Look for the string "znesek" in the lines and copy each line that has it.

Data entries
________________________

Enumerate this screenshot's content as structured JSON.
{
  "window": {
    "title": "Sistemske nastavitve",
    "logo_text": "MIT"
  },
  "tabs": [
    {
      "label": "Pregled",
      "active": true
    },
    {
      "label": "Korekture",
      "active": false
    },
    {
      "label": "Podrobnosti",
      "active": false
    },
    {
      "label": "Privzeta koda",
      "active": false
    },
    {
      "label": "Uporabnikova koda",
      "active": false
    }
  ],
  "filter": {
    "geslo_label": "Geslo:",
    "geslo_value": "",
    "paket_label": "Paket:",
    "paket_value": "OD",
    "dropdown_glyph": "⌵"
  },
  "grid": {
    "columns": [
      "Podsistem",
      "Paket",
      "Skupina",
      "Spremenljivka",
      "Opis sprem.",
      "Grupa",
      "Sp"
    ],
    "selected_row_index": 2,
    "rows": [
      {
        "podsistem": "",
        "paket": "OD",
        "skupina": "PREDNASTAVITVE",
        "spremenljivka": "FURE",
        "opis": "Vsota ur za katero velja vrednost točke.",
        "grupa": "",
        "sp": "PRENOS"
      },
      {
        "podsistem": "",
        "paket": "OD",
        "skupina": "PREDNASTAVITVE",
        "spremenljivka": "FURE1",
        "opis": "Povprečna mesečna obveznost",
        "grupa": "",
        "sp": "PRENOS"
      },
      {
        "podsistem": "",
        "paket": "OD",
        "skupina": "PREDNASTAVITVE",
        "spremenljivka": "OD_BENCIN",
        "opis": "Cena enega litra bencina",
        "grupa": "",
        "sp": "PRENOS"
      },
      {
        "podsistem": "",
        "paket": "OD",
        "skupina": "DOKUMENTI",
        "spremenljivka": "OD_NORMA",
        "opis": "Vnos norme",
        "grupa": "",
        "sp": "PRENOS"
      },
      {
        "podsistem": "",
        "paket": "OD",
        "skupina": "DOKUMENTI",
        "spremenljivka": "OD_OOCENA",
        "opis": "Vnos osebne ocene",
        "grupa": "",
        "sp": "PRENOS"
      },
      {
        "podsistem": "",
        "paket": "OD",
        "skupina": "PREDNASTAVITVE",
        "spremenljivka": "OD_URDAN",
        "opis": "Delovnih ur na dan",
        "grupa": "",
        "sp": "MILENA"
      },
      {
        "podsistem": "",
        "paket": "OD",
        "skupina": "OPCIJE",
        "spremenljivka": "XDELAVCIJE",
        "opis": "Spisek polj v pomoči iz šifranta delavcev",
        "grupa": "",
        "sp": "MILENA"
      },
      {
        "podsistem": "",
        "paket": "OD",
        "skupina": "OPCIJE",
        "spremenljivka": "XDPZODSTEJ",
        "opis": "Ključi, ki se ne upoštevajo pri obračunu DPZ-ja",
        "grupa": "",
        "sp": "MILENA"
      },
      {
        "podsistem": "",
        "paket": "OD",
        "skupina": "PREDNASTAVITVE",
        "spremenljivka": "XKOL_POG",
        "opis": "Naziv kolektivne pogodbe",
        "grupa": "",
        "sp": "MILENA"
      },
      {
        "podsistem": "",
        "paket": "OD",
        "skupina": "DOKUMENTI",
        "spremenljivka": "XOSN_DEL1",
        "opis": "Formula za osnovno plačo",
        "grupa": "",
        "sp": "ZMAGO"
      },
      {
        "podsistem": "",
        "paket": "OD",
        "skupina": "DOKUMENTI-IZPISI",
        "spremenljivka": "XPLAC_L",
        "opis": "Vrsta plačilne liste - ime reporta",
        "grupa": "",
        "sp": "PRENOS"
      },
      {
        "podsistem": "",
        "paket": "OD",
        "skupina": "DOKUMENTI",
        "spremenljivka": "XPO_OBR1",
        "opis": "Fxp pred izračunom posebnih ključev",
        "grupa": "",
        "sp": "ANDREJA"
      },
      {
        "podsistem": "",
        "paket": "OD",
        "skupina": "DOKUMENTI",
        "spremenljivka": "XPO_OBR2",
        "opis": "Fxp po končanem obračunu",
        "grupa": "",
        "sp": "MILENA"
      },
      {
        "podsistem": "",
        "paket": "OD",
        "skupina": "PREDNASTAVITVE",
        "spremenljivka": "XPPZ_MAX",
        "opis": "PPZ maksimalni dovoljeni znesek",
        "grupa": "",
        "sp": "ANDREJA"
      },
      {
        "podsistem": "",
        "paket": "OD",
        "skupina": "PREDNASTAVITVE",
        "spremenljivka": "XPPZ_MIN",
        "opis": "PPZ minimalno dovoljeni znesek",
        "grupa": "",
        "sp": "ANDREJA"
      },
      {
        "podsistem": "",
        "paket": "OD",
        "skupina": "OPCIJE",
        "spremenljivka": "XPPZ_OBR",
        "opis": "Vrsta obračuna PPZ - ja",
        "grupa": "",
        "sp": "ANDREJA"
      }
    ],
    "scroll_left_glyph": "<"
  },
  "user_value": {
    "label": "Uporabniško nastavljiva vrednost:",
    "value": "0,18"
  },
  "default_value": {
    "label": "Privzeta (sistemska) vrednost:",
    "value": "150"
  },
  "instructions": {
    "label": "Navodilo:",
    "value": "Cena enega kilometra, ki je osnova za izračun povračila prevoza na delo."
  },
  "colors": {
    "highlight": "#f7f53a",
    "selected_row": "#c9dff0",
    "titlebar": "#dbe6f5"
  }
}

________________________

> TASK SOLUTION
        "opis": "PPZ maksimalni dovoljeni znesek",
        "opis": "PPZ minimalno dovoljeni znesek",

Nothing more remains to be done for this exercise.